[Saved entries]

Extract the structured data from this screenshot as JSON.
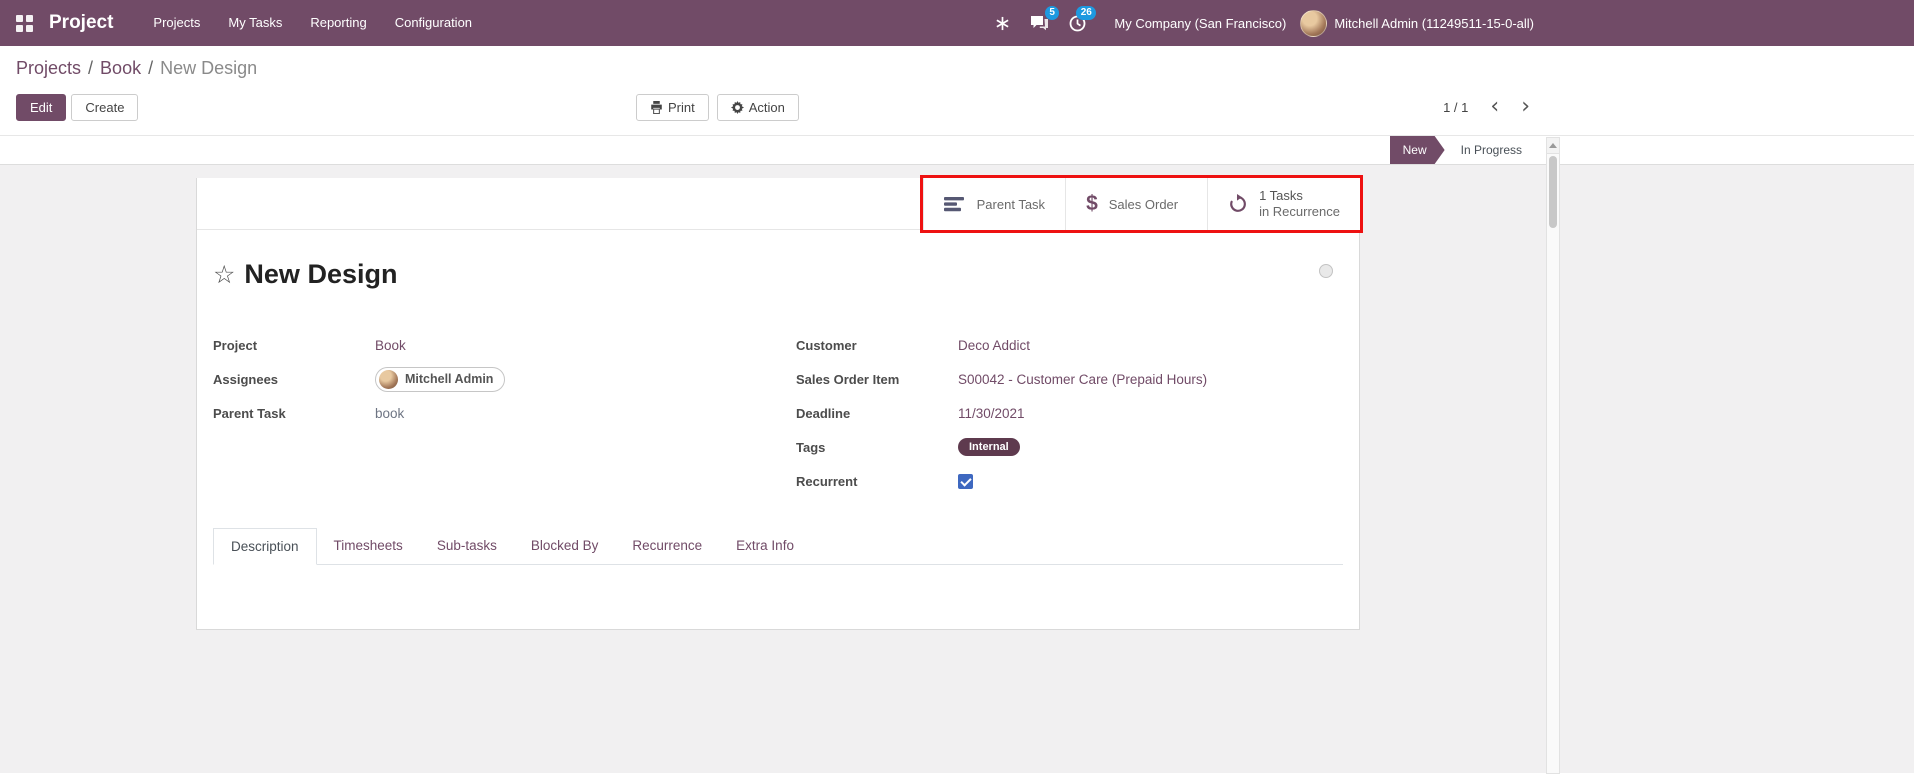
{
  "colors": {
    "primary": "#714B67",
    "nav_badge": "#1d99e0",
    "tag_internal": "#5e3a4e",
    "annotation_red": "#ee1111",
    "checkbox_checked": "#3e68c0"
  },
  "navbar": {
    "app": "Project",
    "menu": [
      "Projects",
      "My Tasks",
      "Reporting",
      "Configuration"
    ],
    "messages_badge": "5",
    "activities_badge": "26",
    "company": "My Company (San Francisco)",
    "user": "Mitchell Admin (11249511-15-0-all)"
  },
  "breadcrumb": {
    "parents": [
      "Projects",
      "Book"
    ],
    "current": "New Design",
    "separator": "/"
  },
  "control_panel": {
    "edit": "Edit",
    "create": "Create",
    "print": "Print",
    "action": "Action",
    "pager": "1 / 1"
  },
  "statusbar": {
    "active_stage": "New",
    "other_stages": [
      "In Progress"
    ]
  },
  "button_box": [
    {
      "label": "Parent Task",
      "icon": "tasks-icon"
    },
    {
      "label": "Sales Order",
      "icon": "dollar-icon"
    },
    {
      "line1": "1 Tasks",
      "line2": "in Recurrence",
      "icon": "refresh-icon"
    }
  ],
  "form": {
    "title": "New Design",
    "fields_left": [
      {
        "label": "Project",
        "value": "Book"
      },
      {
        "label": "Assignees",
        "value": "Mitchell Admin"
      },
      {
        "label": "Parent Task",
        "value": "book"
      }
    ],
    "fields_right": [
      {
        "label": "Customer",
        "value": "Deco Addict"
      },
      {
        "label": "Sales Order Item",
        "value": "S00042 - Customer Care (Prepaid Hours)"
      },
      {
        "label": "Deadline",
        "value": "11/30/2021"
      },
      {
        "label": "Tags",
        "value": "Internal"
      },
      {
        "label": "Recurrent",
        "checked": true
      }
    ],
    "tabs": [
      "Description",
      "Timesheets",
      "Sub-tasks",
      "Blocked By",
      "Recurrence",
      "Extra Info"
    ],
    "active_tab": "Description",
    "favorite_glyph": "☆",
    "chevron_left": "‹",
    "chevron_right": "›"
  }
}
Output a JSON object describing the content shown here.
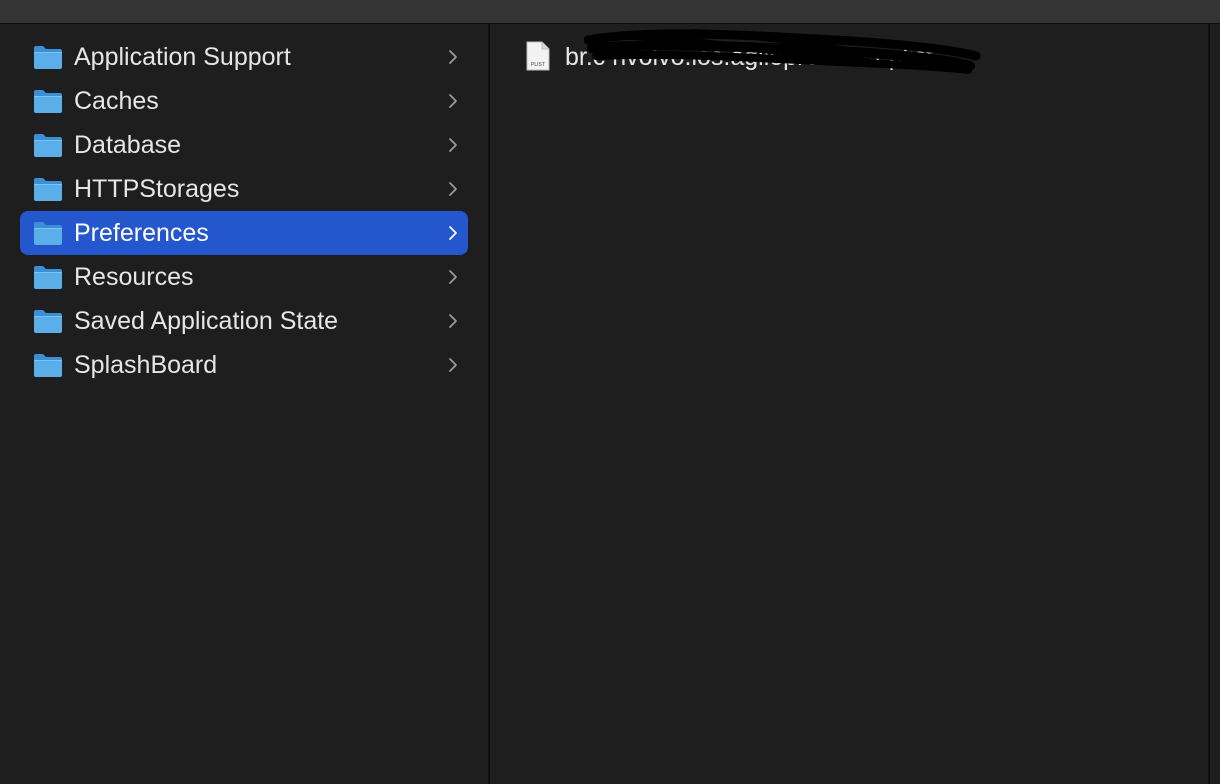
{
  "folders": [
    {
      "label": "Application Support",
      "selected": false
    },
    {
      "label": "Caches",
      "selected": false
    },
    {
      "label": "Database",
      "selected": false
    },
    {
      "label": "HTTPStorages",
      "selected": false
    },
    {
      "label": "Preferences",
      "selected": true
    },
    {
      "label": "Resources",
      "selected": false
    },
    {
      "label": "Saved Application State",
      "selected": false
    },
    {
      "label": "SplashBoard",
      "selected": false
    }
  ],
  "files": [
    {
      "label": "br.c     nvolvo.ios.agilepromoter.plist",
      "icon_caption": "PLIST"
    }
  ],
  "colors": {
    "selection": "#2456cd",
    "folder_icon": "#55a9e8",
    "background": "#1e1e1e"
  },
  "icons": {
    "folder": "folder-icon",
    "chevron": "chevron-right-icon",
    "file": "plist-file-icon"
  }
}
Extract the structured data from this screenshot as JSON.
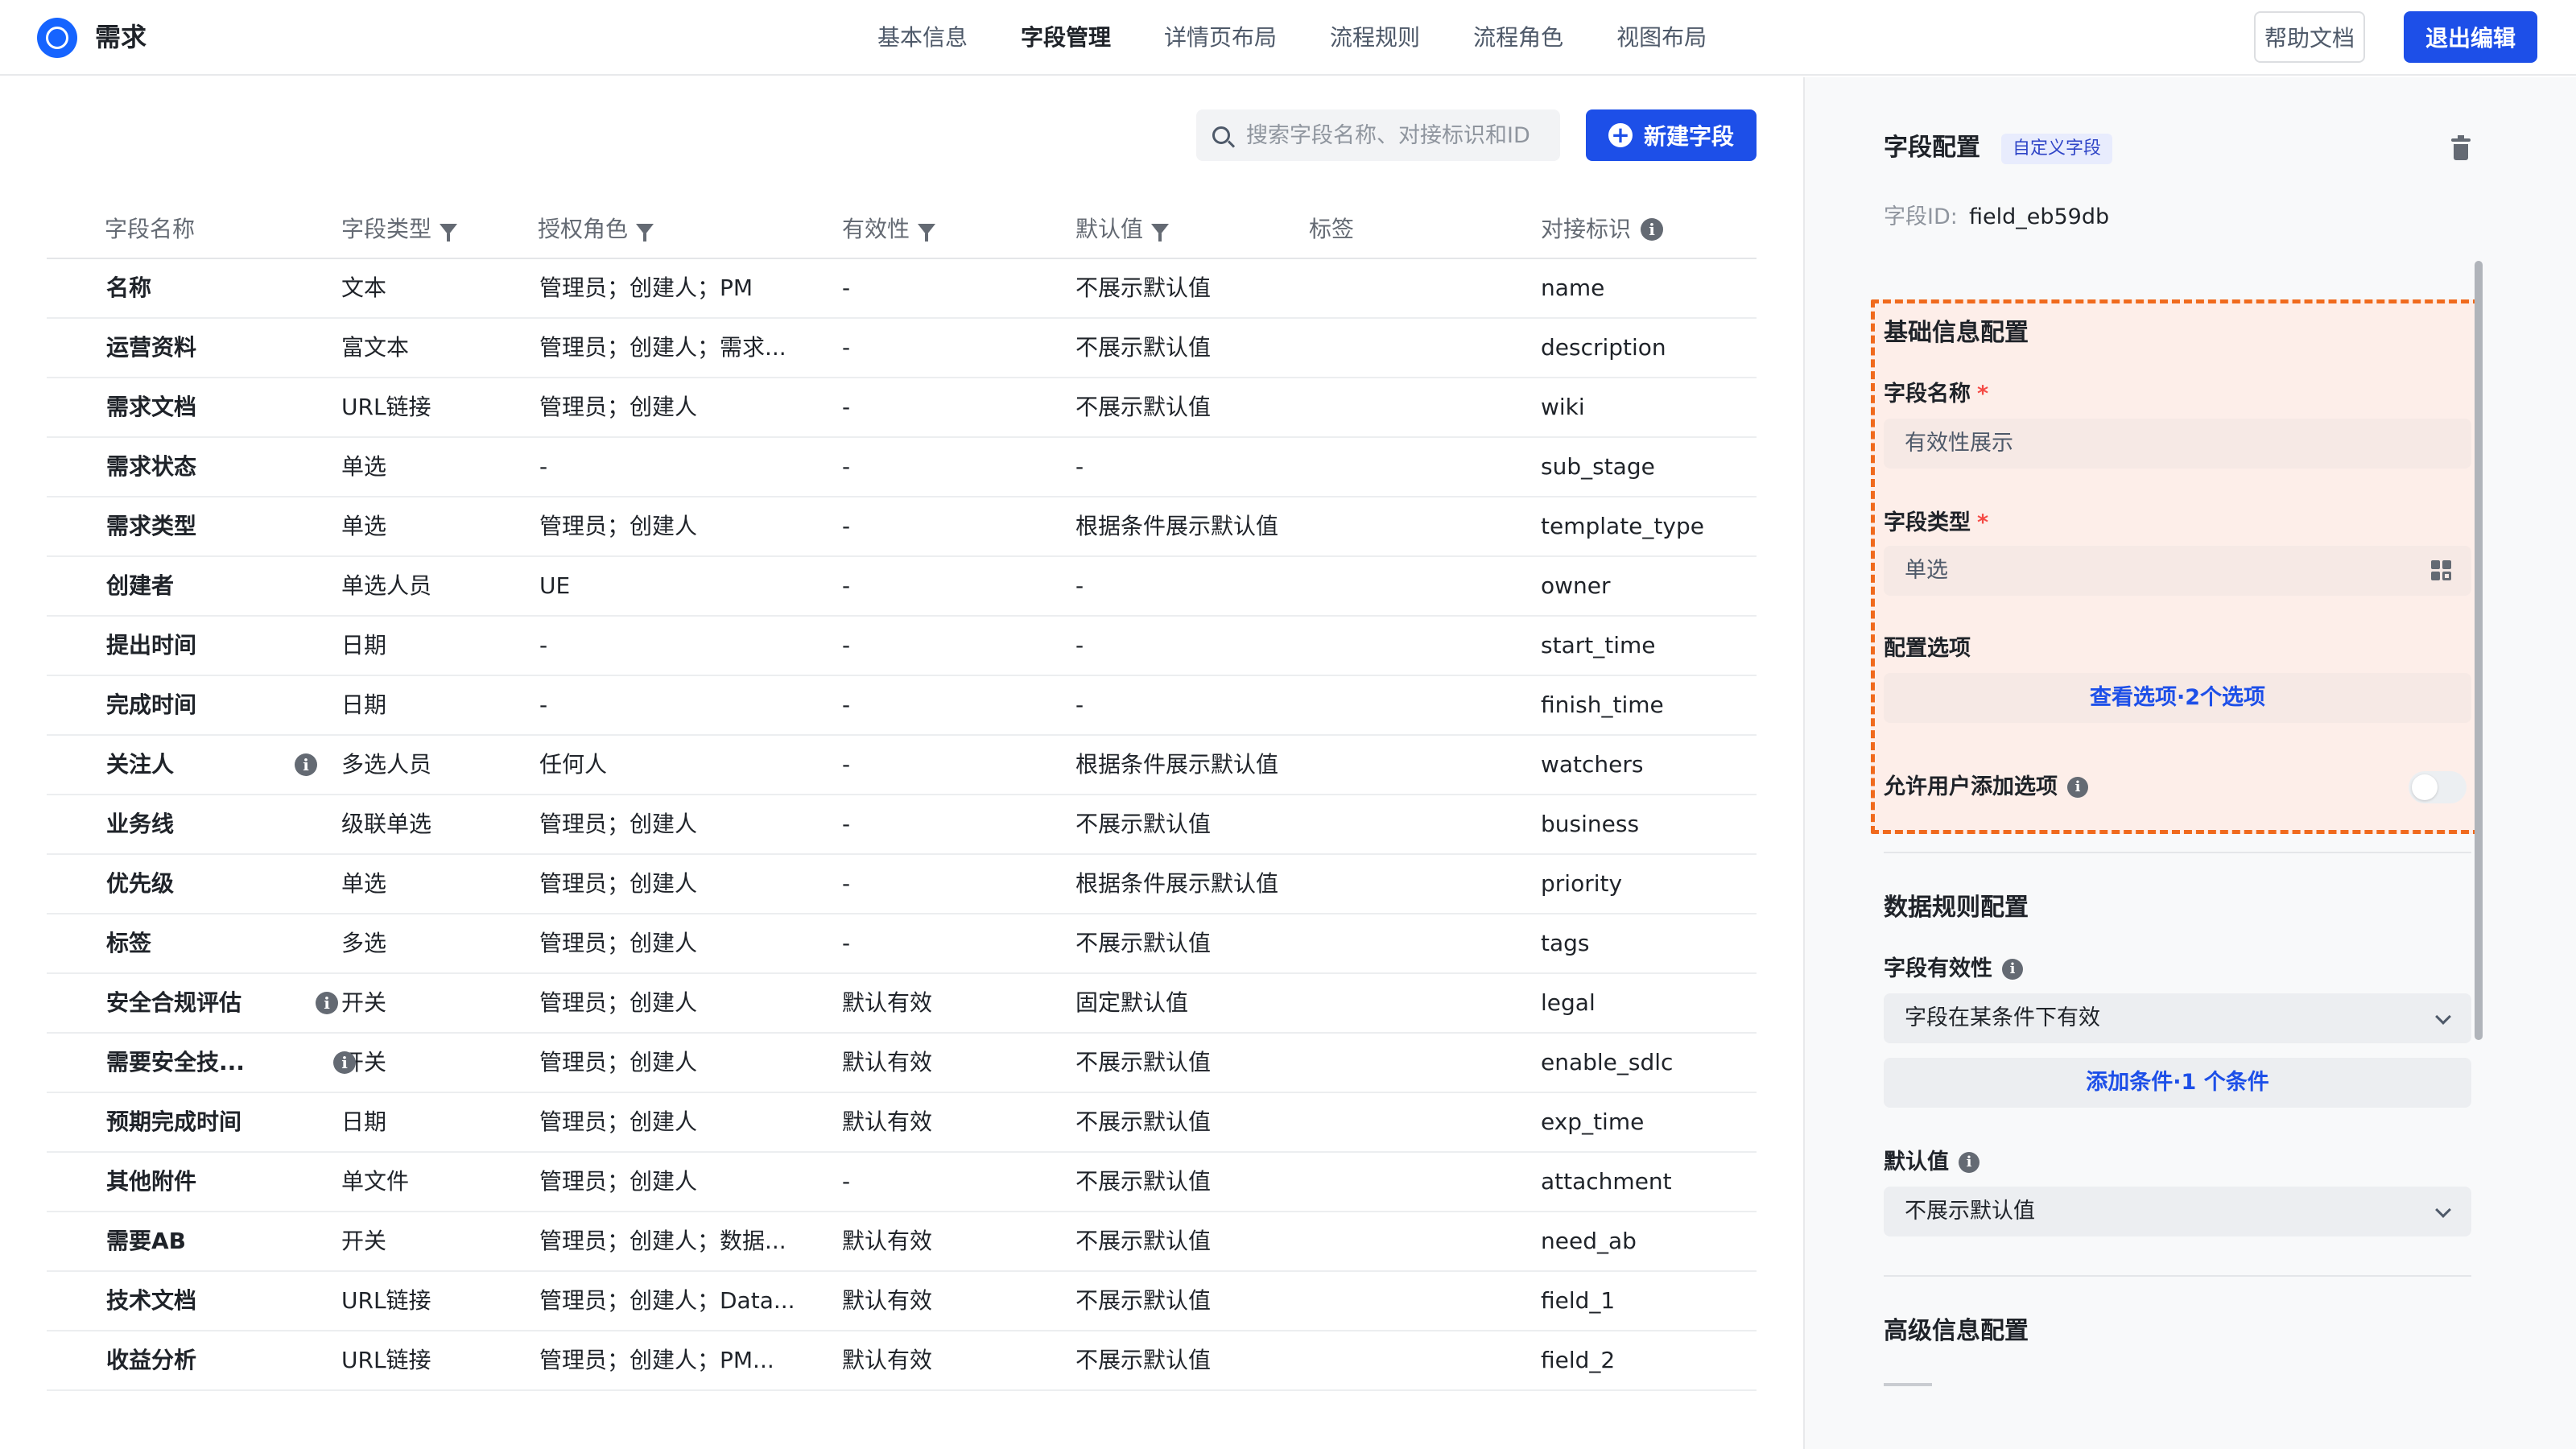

WHAT THIS TASK INVOLVES.
Without including any pictures, reproduce the listing exactly.

TASK SOLUTION.
Extract the structured data from this screenshot as JSON.
{
  "colors": {
    "primary": "#714B67",
    "nav_badge": "#1d99e0",
    "tag_internal": "#5e3a4e",
    "annotation_red": "#ee1111",
    "checkbox_checked": "#3e68c0"
  },
  "navbar": {
    "app": "Project",
    "menu": [
      "Projects",
      "My Tasks",
      "Reporting",
      "Configuration"
    ],
    "messages_badge": "5",
    "activities_badge": "26",
    "company": "My Company (San Francisco)",
    "user": "Mitchell Admin (11249511-15-0-all)"
  },
  "breadcrumb": {
    "parents": [
      "Projects",
      "Book"
    ],
    "current": "New Design",
    "separator": "/"
  },
  "control_panel": {
    "edit": "Edit",
    "create": "Create",
    "print": "Print",
    "action": "Action",
    "pager": "1 / 1"
  },
  "statusbar": {
    "active_stage": "New",
    "other_stages": [
      "In Progress"
    ]
  },
  "button_box": [
    {
      "label": "Parent Task",
      "icon": "tasks-icon"
    },
    {
      "label": "Sales Order",
      "icon": "dollar-icon"
    },
    {
      "line1": "1 Tasks",
      "line2": "in Recurrence",
      "icon": "refresh-icon"
    }
  ],
  "form": {
    "title": "New Design",
    "fields_left": [
      {
        "label": "Project",
        "value": "Book"
      },
      {
        "label": "Assignees",
        "value": "Mitchell Admin"
      },
      {
        "label": "Parent Task",
        "value": "book"
      }
    ],
    "fields_right": [
      {
        "label": "Customer",
        "value": "Deco Addict"
      },
      {
        "label": "Sales Order Item",
        "value": "S00042 - Customer Care (Prepaid Hours)"
      },
      {
        "label": "Deadline",
        "value": "11/30/2021"
      },
      {
        "label": "Tags",
        "value": "Internal"
      },
      {
        "label": "Recurrent",
        "checked": true
      }
    ],
    "tabs": [
      "Description",
      "Timesheets",
      "Sub-tasks",
      "Blocked By",
      "Recurrence",
      "Extra Info"
    ],
    "active_tab": "Description",
    "favorite_glyph": "☆",
    "chevron_left": "‹",
    "chevron_right": "›"
  }
}
Output a JSON object describing the content shown here.
{
  "folders": [
    {
      "label": "Application Support",
      "selected": false
    },
    {
      "label": "Caches",
      "selected": false
    },
    {
      "label": "Database",
      "selected": false
    },
    {
      "label": "HTTPStorages",
      "selected": false
    },
    {
      "label": "Preferences",
      "selected": true
    },
    {
      "label": "Resources",
      "selected": false
    },
    {
      "label": "Saved Application State",
      "selected": false
    },
    {
      "label": "SplashBoard",
      "selected": false
    }
  ],
  "files": [
    {
      "label": "br.c     nvolvo.ios.agilepromoter.plist",
      "icon_caption": "PLIST"
    }
  ],
  "colors": {
    "selection": "#2456cd",
    "folder_icon": "#55a9e8",
    "background": "#1e1e1e"
  },
  "icons": {
    "folder": "folder-icon",
    "chevron": "chevron-right-icon",
    "file": "plist-file-icon"
  }
}
Extract the structured data from this screenshot as JSON.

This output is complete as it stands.